§ **THE EXERCISE**:
Update the lines below so that every "row-divider" becomes "row-separator", and keep everything else the same. Leave the pictures out of your answer.

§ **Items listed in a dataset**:
◇ ◇ ◇ ◇ ◇ ◇ ◇

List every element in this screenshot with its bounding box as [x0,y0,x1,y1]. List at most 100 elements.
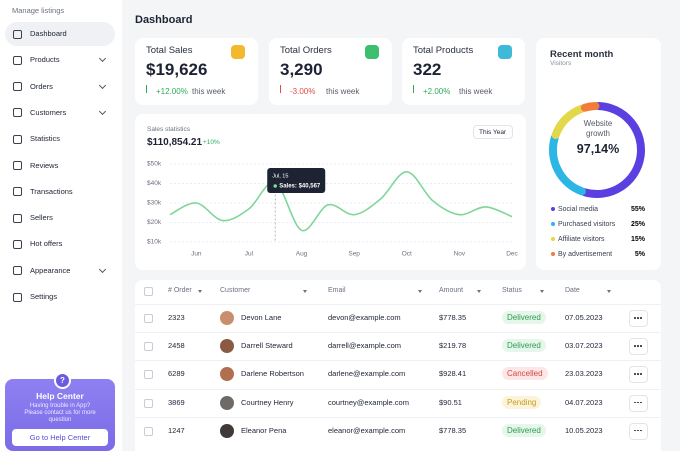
avatar [220,367,234,382]
x-tick-label: Dec [506,251,518,258]
nav-icon [13,266,22,276]
header-checkbox[interactable] [144,287,153,296]
stat-title: Total Sales [146,45,193,56]
menu-dot [640,401,642,404]
date: 03.07.2023 [565,341,603,351]
row-checkbox[interactable] [144,398,153,408]
customer-name: Eleanor Pena [241,425,287,435]
menu-dot [634,373,636,375]
nav-icon [13,29,22,39]
email: devon@example.com [328,313,401,322]
nav-item[interactable]: Customers [30,107,67,117]
row-menu-button[interactable] [629,310,648,327]
donut-title: Recent month [550,49,614,60]
y-tick-label: $10k [147,239,162,246]
stat-value: 3,290 [280,60,323,79]
row-divider [135,388,661,390]
order-id: 2323 [168,313,185,322]
x-tick-label: Nov [454,251,466,258]
nav-item[interactable]: Reviews [30,160,59,170]
row-menu-button[interactable] [629,366,648,384]
nav-item[interactable]: Products [30,55,60,65]
donut-segment [551,104,586,139]
stat-value: 322 [413,60,442,79]
sort-arrow [477,290,481,293]
stat-value: $19,626 [146,60,208,79]
stat-period: this week [459,87,493,96]
nav-item[interactable]: Statistics [30,134,61,144]
row-checkbox[interactable] [144,314,153,323]
avatar [220,311,234,325]
row-checkbox[interactable] [144,370,153,380]
order-id: 6289 [168,369,185,379]
y-tick-label: $20k [147,219,162,226]
help-icon: ? [54,372,71,389]
donut-segment [580,102,645,198]
stat-title: Total Products [413,45,474,56]
row-menu-button[interactable] [629,422,648,440]
donut-center-label: Website growth [583,119,613,138]
column-header[interactable]: Email [328,287,346,294]
donut-subtitle: Visitors [550,60,572,67]
email: eleanor@example.com [328,425,406,435]
menu-dot [634,429,636,432]
column-header[interactable]: Customer [220,287,251,294]
sort-arrow [607,290,611,293]
nav-item[interactable]: Sellers [30,213,53,223]
row-divider [135,360,661,362]
stat-arrow [146,85,155,93]
row-checkbox[interactable] [144,342,153,352]
help-button[interactable]: Go to Help Center [12,429,108,446]
nav-item[interactable]: Dashboard [30,29,67,38]
nav-item[interactable]: Orders [30,81,53,91]
donut-center-value: 97,14% [576,142,620,156]
help-title: Help Center [36,391,84,401]
nav-item[interactable]: Transactions [30,186,73,196]
x-tick-label: Sep [348,251,360,258]
stat-period: this week [192,87,226,96]
stat-change: +12.00% [156,87,188,96]
donut-segment [580,102,600,112]
legend-dot [551,252,555,256]
tooltip-dot [273,184,278,188]
email: courtney@example.com [328,397,409,407]
y-tick-label: $30k [147,200,162,207]
amount: $928.41 [439,369,467,379]
column-header[interactable]: Status [502,287,522,294]
legend-value: 5% [635,251,646,258]
row-checkbox[interactable] [144,426,153,436]
legend-label: Purchased visitors [558,221,616,228]
row-menu-button[interactable] [629,338,648,356]
line-series [169,170,513,232]
menu-dot [637,429,639,432]
email: darrell@example.com [328,341,402,351]
line-chart: $10k $20k $30k $40k $50k Jun Jul Aug Sep Oct Nov De… [147,161,519,258]
column-header[interactable]: Amount [439,287,464,294]
date: 04.07.2023 [565,397,603,407]
x-tick-label: Jun [191,251,202,258]
stat-icon [365,45,379,59]
donut-segment [549,133,586,196]
legend-value: 15% [631,236,646,243]
menu-dot [640,429,642,432]
chart-title: Sales statistics [147,126,190,133]
legend-label: Social media [558,206,598,213]
tooltip-label: Sales: $40,567 [279,184,321,190]
stat-arrow [280,85,289,93]
stat-icon [498,45,512,59]
menu-dot [640,373,642,375]
sort-arrow [198,290,202,293]
row-divider [135,304,661,305]
nav-icon [13,213,22,223]
nav-item[interactable]: Appearance [30,265,71,275]
row-menu-button[interactable] [629,394,648,412]
nav-item[interactable]: Hot offers [30,239,63,249]
column-header[interactable]: Date [565,287,580,294]
column-header[interactable]: # Order [168,287,192,294]
sort-arrow [303,290,307,293]
x-tick-label: Oct [402,251,412,258]
row-divider [135,416,661,418]
nav-item[interactable]: Settings [30,292,58,301]
period-select[interactable]: This Year [473,125,513,139]
x-tick-label: Aug [296,251,308,258]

◇ ◇ ◇ ◇ ◇ ◇ ◇

§ **SOLUTION TO THE PROBLEM**:
List every element in this screenshot with its bounding box as [x0,y0,x1,y1]. List at most 100 elements.
avatar [220,367,234,382]
x-tick-label: Dec [506,251,518,258]
nav-icon [13,266,22,276]
header-checkbox[interactable] [144,287,153,296]
stat-title: Total Sales [146,45,193,56]
menu-dot [640,401,642,404]
date: 03.07.2023 [565,341,603,351]
row-checkbox[interactable] [144,398,153,408]
customer-name: Eleanor Pena [241,425,287,435]
menu-dot [634,373,636,375]
nav-icon [13,29,22,39]
email: devon@example.com [328,313,401,322]
nav-item[interactable]: Customers [30,107,67,117]
row-menu-button[interactable] [629,310,648,327]
donut-title: Recent month [550,49,614,60]
y-tick-label: $10k [147,239,162,246]
stat-value: 3,290 [280,60,323,79]
row-separator [135,388,661,390]
order-id: 2323 [168,313,185,322]
x-tick-label: Nov [454,251,466,258]
nav-item[interactable]: Reviews [30,160,59,170]
row-menu-button[interactable] [629,366,648,384]
nav-item[interactable]: Products [30,55,60,65]
donut-segment [551,104,586,139]
stat-value: 322 [413,60,442,79]
sort-arrow [477,290,481,293]
stat-value: $19,626 [146,60,208,79]
stat-period: this week [459,87,493,96]
nav-item[interactable]: Statistics [30,134,61,144]
row-checkbox[interactable] [144,314,153,323]
avatar [220,311,234,325]
row-checkbox[interactable] [144,370,153,380]
order-id: 6289 [168,369,185,379]
y-tick-label: $20k [147,219,162,226]
help-icon: ? [54,372,71,389]
donut-segment [580,102,645,198]
stat-title: Total Products [413,45,474,56]
row-menu-button[interactable] [629,422,648,440]
donut-center-label: Website growth [583,119,613,138]
column-header[interactable]: Email [328,287,346,294]
donut-subtitle: Visitors [550,60,572,67]
email: eleanor@example.com [328,425,406,435]
menu-dot [634,429,636,432]
column-header[interactable]: Customer [220,287,251,294]
sort-arrow [607,290,611,293]
nav-item[interactable]: Sellers [30,213,53,223]
row-separator [135,360,661,362]
stat-arrow [146,85,155,93]
row-checkbox[interactable] [144,342,153,352]
help-button[interactable]: Go to Help Center [12,429,108,446]
nav-item[interactable]: Dashboard [30,29,67,38]
nav-item[interactable]: Orders [30,81,53,91]
donut-center-value: 97,14% [576,142,620,156]
help-title: Help Center [36,391,84,401]
nav-item[interactable]: Transactions [30,186,73,196]
x-tick-label: Sep [348,251,360,258]
stat-period: this week [192,87,226,96]
stat-change: +12.00% [156,87,188,96]
donut-segment [580,102,600,112]
legend-dot [551,252,555,256]
tooltip-dot [273,184,278,188]
email: courtney@example.com [328,397,409,407]
y-tick-label: $30k [147,200,162,207]
amount: $928.41 [439,369,467,379]
column-header[interactable]: Status [502,287,522,294]
legend-value: 5% [635,251,646,258]
row-checkbox[interactable] [144,426,153,436]
legend-label: Purchased visitors [558,221,616,228]
row-menu-button[interactable] [629,338,648,356]
line-series [169,170,513,232]
menu-dot [637,429,639,432]
email: darrell@example.com [328,341,402,351]
line-chart: $10k $20k $30k $40k $50k Jun Jul Aug Sep Oct Nov De… [147,161,519,258]
column-header[interactable]: Amount [439,287,464,294]
date: 04.07.2023 [565,397,603,407]
x-tick-label: Jun [191,251,202,258]
stat-icon [365,45,379,59]
donut-segment [549,133,586,196]
legend-value: 15% [631,236,646,243]
menu-dot [640,429,642,432]
chart-title: Sales statistics [147,126,190,133]
legend-label: Social media [558,206,598,213]
tooltip-label: Sales: $40,567 [279,184,321,190]
stat-arrow [280,85,289,93]
stat-icon [498,45,512,59]
menu-dot [640,373,642,375]
sort-arrow [198,290,202,293]
row-separator [135,304,661,305]
nav-icon [13,213,22,223]
nav-item[interactable]: Appearance [30,265,71,275]
row-menu-button[interactable] [629,394,648,412]
nav-item[interactable]: Hot offers [30,239,63,249]
column-header[interactable]: Date [565,287,580,294]
column-header[interactable]: # Order [168,287,192,294]
sort-arrow [303,290,307,293]
x-tick-label: Oct [402,251,412,258]
row-separator [135,416,661,418]
nav-item[interactable]: Settings [30,292,58,301]
period-select[interactable]: This Year [473,125,513,139]
x-tick-label: Aug [296,251,308,258]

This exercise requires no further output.